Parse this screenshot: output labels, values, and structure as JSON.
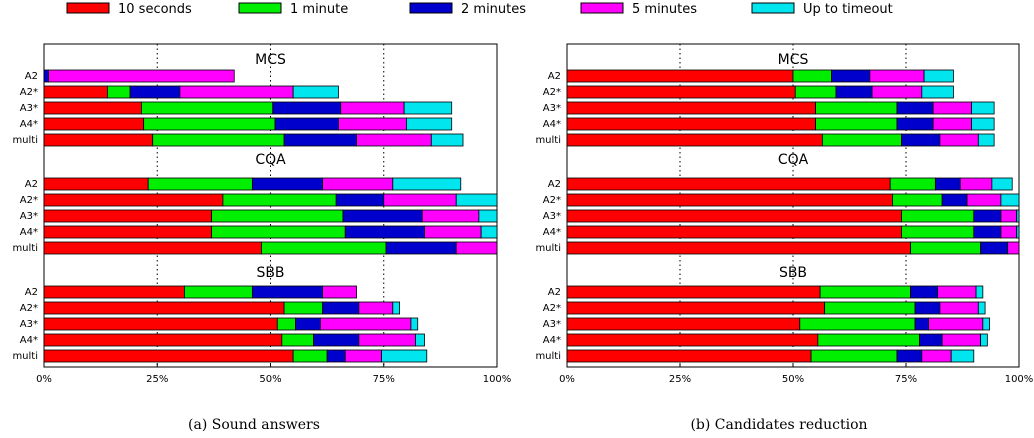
{
  "legend": [
    {
      "label": "10 seconds",
      "color": "#ff0000"
    },
    {
      "label": "1 minute",
      "color": "#00ee00"
    },
    {
      "label": "2 minutes",
      "color": "#0000cc"
    },
    {
      "label": "5 minutes",
      "color": "#ff00ff"
    },
    {
      "label": "Up to timeout",
      "color": "#00e5ee"
    }
  ],
  "chart_data": [
    {
      "type": "bar",
      "orientation": "horizontal",
      "stacked": true,
      "caption": "(a)  Sound answers",
      "xlim": [
        0,
        100
      ],
      "xticks": [
        "0%",
        "25%",
        "50%",
        "75%",
        "100%"
      ],
      "reference_lines": [
        25,
        50,
        75
      ],
      "series_names": [
        "10 seconds",
        "1 minute",
        "2 minutes",
        "5 minutes",
        "Up to timeout"
      ],
      "groups": [
        {
          "name": "MCS",
          "categories": [
            "A2",
            "A2*",
            "A3*",
            "A4*",
            "multi"
          ],
          "values": [
            [
              0,
              0,
              1,
              41,
              0
            ],
            [
              14,
              5,
              11,
              25,
              10
            ],
            [
              21.5,
              29,
              15,
              14,
              10.5
            ],
            [
              22,
              29,
              14,
              15,
              10
            ],
            [
              24,
              29,
              16,
              16.5,
              7
            ]
          ]
        },
        {
          "name": "CQA",
          "categories": [
            "A2",
            "A2*",
            "A3*",
            "A4*",
            "multi"
          ],
          "values": [
            [
              23,
              23,
              15.5,
              15.5,
              15
            ],
            [
              39.5,
              25,
              10.5,
              16,
              9
            ],
            [
              37,
              29,
              17.5,
              12.5,
              4
            ],
            [
              37,
              29.5,
              17.5,
              12.5,
              3.5
            ],
            [
              48,
              27.5,
              15.5,
              9,
              0
            ]
          ]
        },
        {
          "name": "SBB",
          "categories": [
            "A2",
            "A2*",
            "A3*",
            "A4*",
            "multi"
          ],
          "values": [
            [
              31,
              15,
              15.5,
              7.5,
              0
            ],
            [
              53,
              8.5,
              8,
              7.5,
              1.5
            ],
            [
              51.5,
              4,
              5.5,
              20,
              1.5
            ],
            [
              52.5,
              7,
              10,
              12.5,
              2
            ],
            [
              55,
              7.5,
              4,
              8,
              10
            ]
          ]
        }
      ]
    },
    {
      "type": "bar",
      "orientation": "horizontal",
      "stacked": true,
      "caption": "(b)  Candidates reduction",
      "xlim": [
        0,
        100
      ],
      "xticks": [
        "0%",
        "25%",
        "50%",
        "75%",
        "100%"
      ],
      "reference_lines": [
        25,
        50,
        75
      ],
      "series_names": [
        "10 seconds",
        "1 minute",
        "2 minutes",
        "5 minutes",
        "Up to timeout"
      ],
      "groups": [
        {
          "name": "MCS",
          "categories": [
            "A2",
            "A2*",
            "A3*",
            "A4*",
            "multi"
          ],
          "values": [
            [
              50,
              8.5,
              8.5,
              12,
              6.5
            ],
            [
              50.5,
              9,
              8,
              11,
              7
            ],
            [
              55,
              18,
              8,
              8.5,
              5
            ],
            [
              55,
              18,
              8,
              8.5,
              5
            ],
            [
              56.5,
              17.5,
              8.5,
              8.5,
              3.5
            ]
          ]
        },
        {
          "name": "CQA",
          "categories": [
            "A2",
            "A2*",
            "A3*",
            "A4*",
            "multi"
          ],
          "values": [
            [
              71.5,
              10,
              5.5,
              7,
              4.5
            ],
            [
              72,
              11,
              5.5,
              7.5,
              4
            ],
            [
              74,
              16,
              6,
              3.5,
              0.5
            ],
            [
              74,
              16,
              6,
              3.5,
              0.5
            ],
            [
              76,
              15.5,
              6,
              2.5,
              0
            ]
          ]
        },
        {
          "name": "SBB",
          "categories": [
            "A2",
            "A2*",
            "A3*",
            "A4*",
            "multi"
          ],
          "values": [
            [
              56,
              20,
              6,
              8.5,
              1.5
            ],
            [
              57,
              20,
              5.5,
              8.5,
              1.5
            ],
            [
              51.5,
              25.5,
              3,
              12,
              1.5
            ],
            [
              55.5,
              22.5,
              5,
              8.5,
              1.5
            ],
            [
              54,
              19,
              5.5,
              6.5,
              5
            ]
          ]
        }
      ]
    }
  ]
}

■ EXERCISE ■
The material above must be printed exactly, with its pictures left out.

■ SOLUTION FOR THIS PROBLEM ■
Parse this screenshot: output labels, values, and structure as JSON.
{
  "legend": [
    {
      "label": "10 seconds",
      "color": "#ff0000"
    },
    {
      "label": "1 minute",
      "color": "#00ee00"
    },
    {
      "label": "2 minutes",
      "color": "#0000cc"
    },
    {
      "label": "5 minutes",
      "color": "#ff00ff"
    },
    {
      "label": "Up to timeout",
      "color": "#00e5ee"
    }
  ],
  "chart_data": [
    {
      "type": "bar",
      "orientation": "horizontal",
      "stacked": true,
      "caption": "(a)  Sound answers",
      "xlim": [
        0,
        100
      ],
      "xticks": [
        "0%",
        "25%",
        "50%",
        "75%",
        "100%"
      ],
      "reference_lines": [
        25,
        50,
        75
      ],
      "series_names": [
        "10 seconds",
        "1 minute",
        "2 minutes",
        "5 minutes",
        "Up to timeout"
      ],
      "groups": [
        {
          "name": "MCS",
          "categories": [
            "A2",
            "A2*",
            "A3*",
            "A4*",
            "multi"
          ],
          "values": [
            [
              0,
              0,
              1,
              41,
              0
            ],
            [
              14,
              5,
              11,
              25,
              10
            ],
            [
              21.5,
              29,
              15,
              14,
              10.5
            ],
            [
              22,
              29,
              14,
              15,
              10
            ],
            [
              24,
              29,
              16,
              16.5,
              7
            ]
          ]
        },
        {
          "name": "CQA",
          "categories": [
            "A2",
            "A2*",
            "A3*",
            "A4*",
            "multi"
          ],
          "values": [
            [
              23,
              23,
              15.5,
              15.5,
              15
            ],
            [
              39.5,
              25,
              10.5,
              16,
              9
            ],
            [
              37,
              29,
              17.5,
              12.5,
              4
            ],
            [
              37,
              29.5,
              17.5,
              12.5,
              3.5
            ],
            [
              48,
              27.5,
              15.5,
              9,
              0
            ]
          ]
        },
        {
          "name": "SBB",
          "categories": [
            "A2",
            "A2*",
            "A3*",
            "A4*",
            "multi"
          ],
          "values": [
            [
              31,
              15,
              15.5,
              7.5,
              0
            ],
            [
              53,
              8.5,
              8,
              7.5,
              1.5
            ],
            [
              51.5,
              4,
              5.5,
              20,
              1.5
            ],
            [
              52.5,
              7,
              10,
              12.5,
              2
            ],
            [
              55,
              7.5,
              4,
              8,
              10
            ]
          ]
        }
      ]
    },
    {
      "type": "bar",
      "orientation": "horizontal",
      "stacked": true,
      "caption": "(b)  Candidates reduction",
      "xlim": [
        0,
        100
      ],
      "xticks": [
        "0%",
        "25%",
        "50%",
        "75%",
        "100%"
      ],
      "reference_lines": [
        25,
        50,
        75
      ],
      "series_names": [
        "10 seconds",
        "1 minute",
        "2 minutes",
        "5 minutes",
        "Up to timeout"
      ],
      "groups": [
        {
          "name": "MCS",
          "categories": [
            "A2",
            "A2*",
            "A3*",
            "A4*",
            "multi"
          ],
          "values": [
            [
              50,
              8.5,
              8.5,
              12,
              6.5
            ],
            [
              50.5,
              9,
              8,
              11,
              7
            ],
            [
              55,
              18,
              8,
              8.5,
              5
            ],
            [
              55,
              18,
              8,
              8.5,
              5
            ],
            [
              56.5,
              17.5,
              8.5,
              8.5,
              3.5
            ]
          ]
        },
        {
          "name": "CQA",
          "categories": [
            "A2",
            "A2*",
            "A3*",
            "A4*",
            "multi"
          ],
          "values": [
            [
              71.5,
              10,
              5.5,
              7,
              4.5
            ],
            [
              72,
              11,
              5.5,
              7.5,
              4
            ],
            [
              74,
              16,
              6,
              3.5,
              0.5
            ],
            [
              74,
              16,
              6,
              3.5,
              0.5
            ],
            [
              76,
              15.5,
              6,
              2.5,
              0
            ]
          ]
        },
        {
          "name": "SBB",
          "categories": [
            "A2",
            "A2*",
            "A3*",
            "A4*",
            "multi"
          ],
          "values": [
            [
              56,
              20,
              6,
              8.5,
              1.5
            ],
            [
              57,
              20,
              5.5,
              8.5,
              1.5
            ],
            [
              51.5,
              25.5,
              3,
              12,
              1.5
            ],
            [
              55.5,
              22.5,
              5,
              8.5,
              1.5
            ],
            [
              54,
              19,
              5.5,
              6.5,
              5
            ]
          ]
        }
      ]
    }
  ]
}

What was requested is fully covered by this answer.